• **Figure contents as structured data**
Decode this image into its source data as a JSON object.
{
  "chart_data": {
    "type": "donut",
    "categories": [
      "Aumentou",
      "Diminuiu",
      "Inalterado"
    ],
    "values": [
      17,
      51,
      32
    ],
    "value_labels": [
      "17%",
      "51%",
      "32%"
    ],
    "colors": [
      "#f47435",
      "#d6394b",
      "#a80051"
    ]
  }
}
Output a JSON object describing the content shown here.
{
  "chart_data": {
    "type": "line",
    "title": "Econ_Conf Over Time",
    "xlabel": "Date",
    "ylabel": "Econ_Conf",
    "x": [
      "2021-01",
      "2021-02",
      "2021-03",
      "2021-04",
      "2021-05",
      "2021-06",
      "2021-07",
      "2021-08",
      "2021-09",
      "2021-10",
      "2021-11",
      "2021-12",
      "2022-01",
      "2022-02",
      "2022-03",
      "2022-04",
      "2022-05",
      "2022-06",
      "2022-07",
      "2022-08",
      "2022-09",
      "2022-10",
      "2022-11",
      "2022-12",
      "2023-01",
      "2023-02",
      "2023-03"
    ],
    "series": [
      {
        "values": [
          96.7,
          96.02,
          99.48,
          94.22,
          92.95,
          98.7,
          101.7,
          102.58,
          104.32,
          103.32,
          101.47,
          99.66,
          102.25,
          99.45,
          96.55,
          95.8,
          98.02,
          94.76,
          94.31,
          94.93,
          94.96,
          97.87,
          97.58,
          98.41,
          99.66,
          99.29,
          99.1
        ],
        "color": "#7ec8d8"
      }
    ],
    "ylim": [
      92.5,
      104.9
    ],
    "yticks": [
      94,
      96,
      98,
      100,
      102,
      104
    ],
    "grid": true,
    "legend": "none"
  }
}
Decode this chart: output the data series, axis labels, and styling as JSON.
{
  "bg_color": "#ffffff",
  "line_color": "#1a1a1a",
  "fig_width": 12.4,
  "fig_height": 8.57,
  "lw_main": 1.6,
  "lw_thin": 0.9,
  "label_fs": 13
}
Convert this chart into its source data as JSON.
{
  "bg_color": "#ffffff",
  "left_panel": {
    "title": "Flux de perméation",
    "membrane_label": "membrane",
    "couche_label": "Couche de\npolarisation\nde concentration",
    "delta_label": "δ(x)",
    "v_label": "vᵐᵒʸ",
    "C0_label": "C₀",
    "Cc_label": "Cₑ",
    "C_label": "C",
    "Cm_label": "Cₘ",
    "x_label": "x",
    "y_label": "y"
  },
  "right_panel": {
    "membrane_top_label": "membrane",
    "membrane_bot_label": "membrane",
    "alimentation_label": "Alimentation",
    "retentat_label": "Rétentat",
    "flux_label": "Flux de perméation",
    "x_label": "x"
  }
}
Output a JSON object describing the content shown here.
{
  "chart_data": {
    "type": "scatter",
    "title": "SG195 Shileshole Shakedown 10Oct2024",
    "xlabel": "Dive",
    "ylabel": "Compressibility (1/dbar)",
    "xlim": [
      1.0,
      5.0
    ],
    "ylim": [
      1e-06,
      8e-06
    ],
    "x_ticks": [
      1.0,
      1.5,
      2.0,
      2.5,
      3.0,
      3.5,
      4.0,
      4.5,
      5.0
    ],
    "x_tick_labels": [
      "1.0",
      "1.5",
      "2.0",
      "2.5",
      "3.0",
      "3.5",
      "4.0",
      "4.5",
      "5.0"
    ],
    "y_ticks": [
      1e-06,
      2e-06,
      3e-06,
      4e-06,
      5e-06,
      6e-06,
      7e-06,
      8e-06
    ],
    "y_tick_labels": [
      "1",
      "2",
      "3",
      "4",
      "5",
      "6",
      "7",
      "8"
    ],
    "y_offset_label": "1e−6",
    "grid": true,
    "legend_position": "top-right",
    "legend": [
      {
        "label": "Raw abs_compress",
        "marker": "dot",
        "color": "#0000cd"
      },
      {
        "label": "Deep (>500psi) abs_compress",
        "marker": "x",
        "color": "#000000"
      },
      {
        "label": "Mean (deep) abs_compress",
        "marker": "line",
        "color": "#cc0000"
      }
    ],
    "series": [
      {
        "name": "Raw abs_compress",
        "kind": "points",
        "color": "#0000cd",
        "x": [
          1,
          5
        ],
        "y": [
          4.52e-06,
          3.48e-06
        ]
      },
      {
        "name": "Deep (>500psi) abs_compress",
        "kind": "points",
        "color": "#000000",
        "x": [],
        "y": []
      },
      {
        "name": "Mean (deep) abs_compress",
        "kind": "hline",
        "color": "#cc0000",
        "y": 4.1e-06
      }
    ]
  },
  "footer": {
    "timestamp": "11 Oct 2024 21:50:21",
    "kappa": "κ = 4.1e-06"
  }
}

• **What needs to be done**
Restate every record exactly, leaving nothing out.

• **Solution below**
Decode this image into its source data as a JSON object.
{
  "chart_data": {
    "type": "donut",
    "categories": [
      "Aumentou",
      "Diminuiu",
      "Inalterado"
    ],
    "values": [
      17,
      51,
      32
    ],
    "value_labels": [
      "17%",
      "51%",
      "32%"
    ],
    "colors": [
      "#f47435",
      "#d6394b",
      "#a80051"
    ]
  }
}
Output a JSON object describing the content shown here.
{
  "chart_data": {
    "type": "line",
    "title": "Econ_Conf Over Time",
    "xlabel": "Date",
    "ylabel": "Econ_Conf",
    "x": [
      "2021-01",
      "2021-02",
      "2021-03",
      "2021-04",
      "2021-05",
      "2021-06",
      "2021-07",
      "2021-08",
      "2021-09",
      "2021-10",
      "2021-11",
      "2021-12",
      "2022-01",
      "2022-02",
      "2022-03",
      "2022-04",
      "2022-05",
      "2022-06",
      "2022-07",
      "2022-08",
      "2022-09",
      "2022-10",
      "2022-11",
      "2022-12",
      "2023-01",
      "2023-02",
      "2023-03"
    ],
    "series": [
      {
        "values": [
          96.7,
          96.02,
          99.48,
          94.22,
          92.95,
          98.7,
          101.7,
          102.58,
          104.32,
          103.32,
          101.47,
          99.66,
          102.25,
          99.45,
          96.55,
          95.8,
          98.02,
          94.76,
          94.31,
          94.93,
          94.96,
          97.87,
          97.58,
          98.41,
          99.66,
          99.29,
          99.1
        ],
        "color": "#7ec8d8"
      }
    ],
    "ylim": [
      92.5,
      104.9
    ],
    "yticks": [
      94,
      96,
      98,
      100,
      102,
      104
    ],
    "grid": true,
    "legend": "none"
  }
}
Decode this chart: output the data series, axis labels, and styling as JSON.
{
  "bg_color": "#ffffff",
  "line_color": "#1a1a1a",
  "fig_width": 12.4,
  "fig_height": 8.57,
  "lw_main": 1.6,
  "lw_thin": 0.9,
  "label_fs": 13
}
Convert this chart into its source data as JSON.
{
  "bg_color": "#ffffff",
  "left_panel": {
    "title": "Flux de perméation",
    "membrane_label": "membrane",
    "couche_label": "Couche de\npolarisation\nde concentration",
    "delta_label": "δ(x)",
    "v_label": "vᵐᵒʸ",
    "C0_label": "C₀",
    "Cc_label": "Cₑ",
    "C_label": "C",
    "Cm_label": "Cₘ",
    "x_label": "x",
    "y_label": "y"
  },
  "right_panel": {
    "membrane_top_label": "membrane",
    "membrane_bot_label": "membrane",
    "alimentation_label": "Alimentation",
    "retentat_label": "Rétentat",
    "flux_label": "Flux de perméation",
    "x_label": "x"
  }
}
Output a JSON object describing the content shown here.
{
  "chart_data": {
    "type": "scatter",
    "title": "SG195 Shileshole Shakedown 10Oct2024",
    "xlabel": "Dive",
    "ylabel": "Compressibility (1/dbar)",
    "xlim": [
      1.0,
      5.0
    ],
    "ylim": [
      1e-06,
      8e-06
    ],
    "x_ticks": [
      1.0,
      1.5,
      2.0,
      2.5,
      3.0,
      3.5,
      4.0,
      4.5,
      5.0
    ],
    "x_tick_labels": [
      "1.0",
      "1.5",
      "2.0",
      "2.5",
      "3.0",
      "3.5",
      "4.0",
      "4.5",
      "5.0"
    ],
    "y_ticks": [
      1e-06,
      2e-06,
      3e-06,
      4e-06,
      5e-06,
      6e-06,
      7e-06,
      8e-06
    ],
    "y_tick_labels": [
      "1",
      "2",
      "3",
      "4",
      "5",
      "6",
      "7",
      "8"
    ],
    "y_offset_label": "1e−6",
    "grid": true,
    "legend_position": "top-right",
    "legend": [
      {
        "label": "Raw abs_compress",
        "marker": "dot",
        "color": "#0000cd"
      },
      {
        "label": "Deep (>500psi) abs_compress",
        "marker": "x",
        "color": "#000000"
      },
      {
        "label": "Mean (deep) abs_compress",
        "marker": "line",
        "color": "#cc0000"
      }
    ],
    "series": [
      {
        "name": "Raw abs_compress",
        "kind": "points",
        "color": "#0000cd",
        "x": [
          1,
          5
        ],
        "y": [
          4.52e-06,
          3.48e-06
        ]
      },
      {
        "name": "Deep (>500psi) abs_compress",
        "kind": "points",
        "color": "#000000",
        "x": [],
        "y": []
      },
      {
        "name": "Mean (deep) abs_compress",
        "kind": "hline",
        "color": "#cc0000",
        "y": 4.1e-06
      }
    ]
  },
  "footer": {
    "timestamp": "11 Oct 2024 21:50:21",
    "kappa": "κ = 4.1e-06"
  }
}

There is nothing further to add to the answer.